### Exercise brief
Select every line of the entries containing the string "MÁRIO", matching case exactly.

Start of Data to process

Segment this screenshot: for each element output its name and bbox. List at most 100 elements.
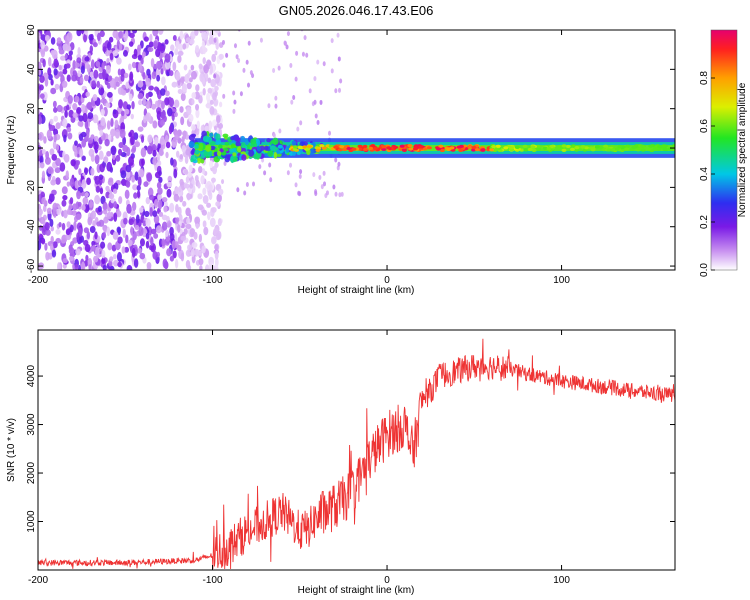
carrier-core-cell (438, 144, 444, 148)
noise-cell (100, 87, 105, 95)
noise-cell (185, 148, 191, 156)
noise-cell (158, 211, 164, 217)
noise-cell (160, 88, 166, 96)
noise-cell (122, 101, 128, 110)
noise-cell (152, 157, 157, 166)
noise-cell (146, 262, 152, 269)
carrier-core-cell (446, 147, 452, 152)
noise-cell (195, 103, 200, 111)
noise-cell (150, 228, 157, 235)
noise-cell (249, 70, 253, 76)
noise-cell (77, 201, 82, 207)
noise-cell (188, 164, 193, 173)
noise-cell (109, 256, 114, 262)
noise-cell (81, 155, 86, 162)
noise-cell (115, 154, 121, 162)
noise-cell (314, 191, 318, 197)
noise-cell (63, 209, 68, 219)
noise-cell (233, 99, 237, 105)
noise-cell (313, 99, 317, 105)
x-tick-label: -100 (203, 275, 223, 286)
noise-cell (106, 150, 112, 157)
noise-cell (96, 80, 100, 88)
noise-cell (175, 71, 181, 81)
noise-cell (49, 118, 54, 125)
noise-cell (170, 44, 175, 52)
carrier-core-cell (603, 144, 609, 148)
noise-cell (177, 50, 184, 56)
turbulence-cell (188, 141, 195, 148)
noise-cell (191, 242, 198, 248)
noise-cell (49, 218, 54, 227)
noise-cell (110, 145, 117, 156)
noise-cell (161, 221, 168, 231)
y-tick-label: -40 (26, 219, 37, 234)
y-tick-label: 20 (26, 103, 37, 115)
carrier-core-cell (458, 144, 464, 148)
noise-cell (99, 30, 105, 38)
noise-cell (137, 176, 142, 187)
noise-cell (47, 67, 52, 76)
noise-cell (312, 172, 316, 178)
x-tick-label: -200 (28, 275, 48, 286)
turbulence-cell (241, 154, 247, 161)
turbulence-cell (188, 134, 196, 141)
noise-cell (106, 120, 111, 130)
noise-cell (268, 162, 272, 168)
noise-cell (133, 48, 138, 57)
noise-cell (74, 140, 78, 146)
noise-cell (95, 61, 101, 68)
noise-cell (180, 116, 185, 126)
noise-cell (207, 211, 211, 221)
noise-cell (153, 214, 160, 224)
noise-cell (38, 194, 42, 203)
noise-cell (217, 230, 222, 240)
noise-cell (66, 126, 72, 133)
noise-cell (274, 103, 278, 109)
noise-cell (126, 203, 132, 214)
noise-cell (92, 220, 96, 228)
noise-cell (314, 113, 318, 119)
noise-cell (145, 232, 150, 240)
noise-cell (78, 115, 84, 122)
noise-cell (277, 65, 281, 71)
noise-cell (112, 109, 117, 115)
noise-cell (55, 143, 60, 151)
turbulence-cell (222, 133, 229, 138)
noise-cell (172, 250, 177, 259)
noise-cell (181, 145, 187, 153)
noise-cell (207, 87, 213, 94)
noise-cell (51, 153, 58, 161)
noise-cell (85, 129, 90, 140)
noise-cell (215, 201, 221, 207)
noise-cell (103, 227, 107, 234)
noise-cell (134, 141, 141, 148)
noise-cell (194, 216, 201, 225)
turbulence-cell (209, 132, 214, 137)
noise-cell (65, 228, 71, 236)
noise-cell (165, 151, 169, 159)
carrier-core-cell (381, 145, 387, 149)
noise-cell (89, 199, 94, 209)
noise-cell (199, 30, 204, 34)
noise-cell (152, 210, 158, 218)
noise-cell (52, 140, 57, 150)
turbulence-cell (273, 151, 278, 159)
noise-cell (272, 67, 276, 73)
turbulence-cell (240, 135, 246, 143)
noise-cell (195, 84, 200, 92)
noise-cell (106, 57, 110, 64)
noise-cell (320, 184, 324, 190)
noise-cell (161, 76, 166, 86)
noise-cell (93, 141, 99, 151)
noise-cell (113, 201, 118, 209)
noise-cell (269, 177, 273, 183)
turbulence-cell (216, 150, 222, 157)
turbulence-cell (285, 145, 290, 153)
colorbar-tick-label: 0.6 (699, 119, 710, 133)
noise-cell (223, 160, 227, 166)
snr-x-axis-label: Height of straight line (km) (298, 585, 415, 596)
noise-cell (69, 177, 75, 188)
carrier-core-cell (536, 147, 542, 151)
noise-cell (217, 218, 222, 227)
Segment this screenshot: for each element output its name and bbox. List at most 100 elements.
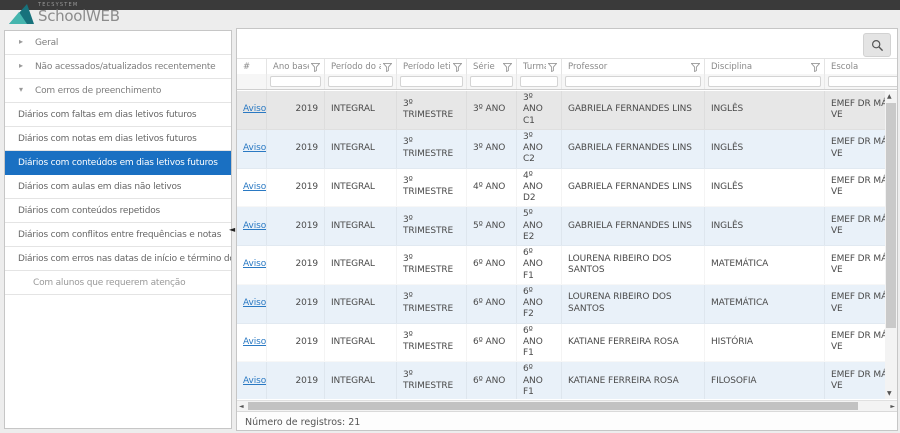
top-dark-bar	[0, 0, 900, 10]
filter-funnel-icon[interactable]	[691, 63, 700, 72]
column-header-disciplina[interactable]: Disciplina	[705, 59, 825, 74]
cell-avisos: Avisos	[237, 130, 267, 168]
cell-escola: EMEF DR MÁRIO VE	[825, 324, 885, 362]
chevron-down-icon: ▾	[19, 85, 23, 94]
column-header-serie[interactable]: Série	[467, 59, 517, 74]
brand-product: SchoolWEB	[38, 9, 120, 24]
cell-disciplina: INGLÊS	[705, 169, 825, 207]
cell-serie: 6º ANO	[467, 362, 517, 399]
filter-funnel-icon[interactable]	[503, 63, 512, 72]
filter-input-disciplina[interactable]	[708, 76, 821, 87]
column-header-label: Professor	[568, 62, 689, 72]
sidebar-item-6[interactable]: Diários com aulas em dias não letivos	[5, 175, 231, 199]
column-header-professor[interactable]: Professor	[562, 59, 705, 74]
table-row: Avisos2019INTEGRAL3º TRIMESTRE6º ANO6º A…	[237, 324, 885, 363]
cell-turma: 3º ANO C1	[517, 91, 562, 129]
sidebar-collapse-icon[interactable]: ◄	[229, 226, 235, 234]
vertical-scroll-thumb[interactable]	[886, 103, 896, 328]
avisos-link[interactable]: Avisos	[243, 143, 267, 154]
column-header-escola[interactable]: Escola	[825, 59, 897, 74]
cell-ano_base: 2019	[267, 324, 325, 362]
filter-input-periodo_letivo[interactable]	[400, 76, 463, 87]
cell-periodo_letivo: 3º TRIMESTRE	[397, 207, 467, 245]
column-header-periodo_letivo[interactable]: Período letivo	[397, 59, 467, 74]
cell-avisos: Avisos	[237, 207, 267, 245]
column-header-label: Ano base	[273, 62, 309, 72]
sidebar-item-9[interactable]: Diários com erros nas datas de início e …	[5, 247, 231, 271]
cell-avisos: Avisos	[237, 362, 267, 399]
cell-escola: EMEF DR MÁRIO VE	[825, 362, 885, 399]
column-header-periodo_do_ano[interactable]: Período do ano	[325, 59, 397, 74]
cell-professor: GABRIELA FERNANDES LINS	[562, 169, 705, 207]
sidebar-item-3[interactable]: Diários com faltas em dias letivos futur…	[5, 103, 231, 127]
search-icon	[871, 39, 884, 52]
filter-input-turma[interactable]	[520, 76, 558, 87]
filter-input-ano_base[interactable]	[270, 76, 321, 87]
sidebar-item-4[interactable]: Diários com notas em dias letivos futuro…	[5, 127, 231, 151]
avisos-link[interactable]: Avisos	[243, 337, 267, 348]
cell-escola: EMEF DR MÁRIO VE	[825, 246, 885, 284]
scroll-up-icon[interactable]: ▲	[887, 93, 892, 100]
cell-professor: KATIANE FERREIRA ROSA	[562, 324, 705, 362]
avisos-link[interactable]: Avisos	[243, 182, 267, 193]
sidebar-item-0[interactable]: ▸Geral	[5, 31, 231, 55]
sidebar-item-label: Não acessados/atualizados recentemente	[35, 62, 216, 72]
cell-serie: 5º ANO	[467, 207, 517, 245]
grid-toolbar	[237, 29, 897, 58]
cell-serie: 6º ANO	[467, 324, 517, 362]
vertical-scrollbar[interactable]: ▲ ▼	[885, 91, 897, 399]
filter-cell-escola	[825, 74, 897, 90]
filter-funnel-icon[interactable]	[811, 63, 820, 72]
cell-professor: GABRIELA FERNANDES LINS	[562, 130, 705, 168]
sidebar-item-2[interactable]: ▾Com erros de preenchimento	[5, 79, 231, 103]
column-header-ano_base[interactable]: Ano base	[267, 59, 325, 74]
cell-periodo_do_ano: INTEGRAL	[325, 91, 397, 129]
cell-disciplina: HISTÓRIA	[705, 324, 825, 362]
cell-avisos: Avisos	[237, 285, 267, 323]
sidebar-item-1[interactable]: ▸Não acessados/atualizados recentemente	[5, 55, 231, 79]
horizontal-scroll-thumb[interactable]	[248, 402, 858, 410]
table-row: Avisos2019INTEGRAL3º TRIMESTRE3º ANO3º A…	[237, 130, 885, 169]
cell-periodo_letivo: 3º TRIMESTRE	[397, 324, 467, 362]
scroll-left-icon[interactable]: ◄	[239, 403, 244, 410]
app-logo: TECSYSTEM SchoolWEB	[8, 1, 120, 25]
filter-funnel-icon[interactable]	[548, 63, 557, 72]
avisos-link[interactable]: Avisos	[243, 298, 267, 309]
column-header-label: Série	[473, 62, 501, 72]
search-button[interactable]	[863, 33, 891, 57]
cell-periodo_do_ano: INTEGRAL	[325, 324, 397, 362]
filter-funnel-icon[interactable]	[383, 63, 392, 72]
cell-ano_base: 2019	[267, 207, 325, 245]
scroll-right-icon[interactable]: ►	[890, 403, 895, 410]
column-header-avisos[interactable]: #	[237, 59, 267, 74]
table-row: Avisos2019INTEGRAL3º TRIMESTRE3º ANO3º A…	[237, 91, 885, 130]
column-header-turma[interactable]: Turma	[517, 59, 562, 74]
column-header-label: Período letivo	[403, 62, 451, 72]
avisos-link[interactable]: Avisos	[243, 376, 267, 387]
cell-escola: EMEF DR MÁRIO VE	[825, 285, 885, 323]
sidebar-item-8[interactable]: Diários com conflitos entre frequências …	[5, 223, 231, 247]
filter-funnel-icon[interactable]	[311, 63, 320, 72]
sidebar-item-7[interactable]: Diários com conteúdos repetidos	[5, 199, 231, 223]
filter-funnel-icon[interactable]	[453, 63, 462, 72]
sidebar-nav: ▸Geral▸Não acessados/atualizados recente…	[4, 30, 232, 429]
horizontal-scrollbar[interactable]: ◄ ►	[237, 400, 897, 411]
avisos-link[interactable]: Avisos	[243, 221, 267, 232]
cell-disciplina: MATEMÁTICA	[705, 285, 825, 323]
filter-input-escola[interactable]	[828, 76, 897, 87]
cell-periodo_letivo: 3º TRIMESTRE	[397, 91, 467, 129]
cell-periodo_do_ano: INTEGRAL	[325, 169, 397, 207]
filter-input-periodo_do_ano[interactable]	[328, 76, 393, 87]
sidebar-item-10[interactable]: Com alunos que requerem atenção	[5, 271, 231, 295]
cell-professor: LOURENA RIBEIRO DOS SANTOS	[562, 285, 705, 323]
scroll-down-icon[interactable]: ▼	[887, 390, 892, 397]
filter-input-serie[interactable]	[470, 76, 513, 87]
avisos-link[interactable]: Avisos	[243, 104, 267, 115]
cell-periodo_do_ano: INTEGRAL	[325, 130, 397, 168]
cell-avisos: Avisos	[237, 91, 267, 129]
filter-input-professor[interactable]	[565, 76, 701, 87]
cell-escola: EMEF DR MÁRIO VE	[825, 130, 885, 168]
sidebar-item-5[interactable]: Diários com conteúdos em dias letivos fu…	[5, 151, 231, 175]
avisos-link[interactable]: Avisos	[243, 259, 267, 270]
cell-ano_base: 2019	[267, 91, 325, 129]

End of Data to process

### Output
cell-escola: EMEF DR MÁRIO VE	[825, 324, 885, 362]
cell-escola: EMEF DR MÁRIO VE	[825, 362, 885, 399]
cell-escola: EMEF DR MÁRIO VE	[825, 246, 885, 284]
cell-escola: EMEF DR MÁRIO VE	[825, 285, 885, 323]
cell-escola: EMEF DR MÁRIO VE	[825, 130, 885, 168]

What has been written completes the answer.